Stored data
=-=-=
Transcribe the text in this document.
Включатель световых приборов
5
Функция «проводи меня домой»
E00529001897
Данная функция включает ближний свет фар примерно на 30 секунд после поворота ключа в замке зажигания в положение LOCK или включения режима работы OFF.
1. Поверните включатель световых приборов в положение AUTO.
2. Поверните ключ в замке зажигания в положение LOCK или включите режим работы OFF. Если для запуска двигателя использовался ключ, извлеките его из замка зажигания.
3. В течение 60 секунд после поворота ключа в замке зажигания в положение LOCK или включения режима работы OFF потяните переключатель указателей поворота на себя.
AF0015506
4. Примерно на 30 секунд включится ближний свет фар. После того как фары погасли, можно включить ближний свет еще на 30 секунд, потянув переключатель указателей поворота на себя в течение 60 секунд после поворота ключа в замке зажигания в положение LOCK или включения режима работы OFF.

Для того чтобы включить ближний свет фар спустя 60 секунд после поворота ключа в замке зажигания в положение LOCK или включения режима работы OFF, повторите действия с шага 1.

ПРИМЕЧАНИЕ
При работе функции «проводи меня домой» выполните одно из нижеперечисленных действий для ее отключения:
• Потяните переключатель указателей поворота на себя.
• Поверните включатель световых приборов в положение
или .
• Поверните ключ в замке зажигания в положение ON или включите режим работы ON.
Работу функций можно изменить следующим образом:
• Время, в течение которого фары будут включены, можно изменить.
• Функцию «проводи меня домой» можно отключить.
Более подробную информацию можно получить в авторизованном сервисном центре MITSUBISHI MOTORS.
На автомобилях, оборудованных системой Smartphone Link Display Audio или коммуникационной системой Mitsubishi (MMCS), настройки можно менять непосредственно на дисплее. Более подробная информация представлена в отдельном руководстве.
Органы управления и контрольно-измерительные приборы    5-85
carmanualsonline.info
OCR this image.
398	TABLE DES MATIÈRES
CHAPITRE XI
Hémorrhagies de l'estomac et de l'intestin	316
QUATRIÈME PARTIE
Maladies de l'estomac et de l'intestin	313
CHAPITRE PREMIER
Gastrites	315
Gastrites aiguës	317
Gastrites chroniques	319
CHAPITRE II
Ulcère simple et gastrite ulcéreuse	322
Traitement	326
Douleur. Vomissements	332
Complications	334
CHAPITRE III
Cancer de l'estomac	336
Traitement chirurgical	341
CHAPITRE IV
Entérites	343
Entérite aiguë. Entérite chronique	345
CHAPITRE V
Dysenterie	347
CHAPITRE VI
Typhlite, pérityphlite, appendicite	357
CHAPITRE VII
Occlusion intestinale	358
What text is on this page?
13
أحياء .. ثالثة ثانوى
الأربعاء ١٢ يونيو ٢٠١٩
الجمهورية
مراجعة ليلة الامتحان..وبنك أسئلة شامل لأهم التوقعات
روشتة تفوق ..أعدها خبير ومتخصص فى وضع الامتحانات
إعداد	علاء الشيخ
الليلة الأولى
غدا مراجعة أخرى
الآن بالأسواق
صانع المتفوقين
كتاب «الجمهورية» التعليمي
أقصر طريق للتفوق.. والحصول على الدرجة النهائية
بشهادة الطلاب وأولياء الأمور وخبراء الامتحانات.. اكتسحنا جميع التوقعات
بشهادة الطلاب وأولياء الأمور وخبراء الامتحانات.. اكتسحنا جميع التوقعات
=-=-=
Instruction
The records above should be returned exactly.

Result below
Transcribe the text in this document.
Включатель световых приборов
5
Функция «проводи меня домой»
E00529001897
Данная функция включает ближний свет фар примерно на 30 секунд после поворота ключа в замке зажигания в положение LOCK или включения режима работы OFF.
1. Поверните включатель световых приборов в положение AUTO.
2. Поверните ключ в замке зажигания в положение LOCK или включите режим работы OFF. Если для запуска двигателя использовался ключ, извлеките его из замка зажигания.
3. В течение 60 секунд после поворота ключа в замке зажигания в положение LOCK или включения режима работы OFF потяните переключатель указателей поворота на себя.
AF0015506
4. Примерно на 30 секунд включится ближний свет фар. После того как фары погасли, можно включить ближний свет еще на 30 секунд, потянув переключатель указателей поворота на себя в течение 60 секунд после поворота ключа в замке зажигания в положение LOCK или включения режима работы OFF.

Для того чтобы включить ближний свет фар спустя 60 секунд после поворота ключа в замке зажигания в положение LOCK или включения режима работы OFF, повторите действия с шага 1.

ПРИМЕЧАНИЕ
При работе функции «проводи меня домой» выполните одно из нижеперечисленных действий для ее отключения:
• Потяните переключатель указателей поворота на себя.
• Поверните включатель световых приборов в положение
или .
• Поверните ключ в замке зажигания в положение ON или включите режим работы ON.
Работу функций можно изменить следующим образом:
• Время, в течение которого фары будут включены, можно изменить.
• Функцию «проводи меня домой» можно отключить.
Более подробную информацию можно получить в авторизованном сервисном центре MITSUBISHI MOTORS.
На автомобилях, оборудованных системой Smartphone Link Display Audio или коммуникационной системой Mitsubishi (MMCS), настройки можно менять непосредственно на дисплее. Более подробная информация представлена в отдельном руководстве.
Органы управления и контрольно-измерительные приборы    5-85
carmanualsonline.info
OCR this image.
398	TABLE DES MATIÈRES
CHAPITRE XI
Hémorrhagies de l'estomac et de l'intestin	316
QUATRIÈME PARTIE
Maladies de l'estomac et de l'intestin	313
CHAPITRE PREMIER
Gastrites	315
Gastrites aiguës	317
Gastrites chroniques	319
CHAPITRE II
Ulcère simple et gastrite ulcéreuse	322
Traitement	326
Douleur. Vomissements	332
Complications	334
CHAPITRE III
Cancer de l'estomac	336
Traitement chirurgical	341
CHAPITRE IV
Entérites	343
Entérite aiguë. Entérite chronique	345
CHAPITRE V
Dysenterie	347
CHAPITRE VI
Typhlite, pérityphlite, appendicite	357
CHAPITRE VII
Occlusion intestinale	358
What text is on this page?
13
أحياء .. ثالثة ثانوى
الأربعاء ١٢ يونيو ٢٠١٩
الجمهورية
مراجعة ليلة الامتحان..وبنك أسئلة شامل لأهم التوقعات
روشتة تفوق ..أعدها خبير ومتخصص فى وضع الامتحانات
إعداد	علاء الشيخ
الليلة الأولى
غدا مراجعة أخرى
الآن بالأسواق
صانع المتفوقين
كتاب «الجمهورية» التعليمي
أقصر طريق للتفوق.. والحصول على الدرجة النهائية
بشهادة الطلاب وأولياء الأمور وخبراء الامتحانات.. اكتسحنا جميع التوقعات
بشهادة الطلاب وأولياء الأمور وخبراء الامتحانات.. اكتسحنا جميع التوقعات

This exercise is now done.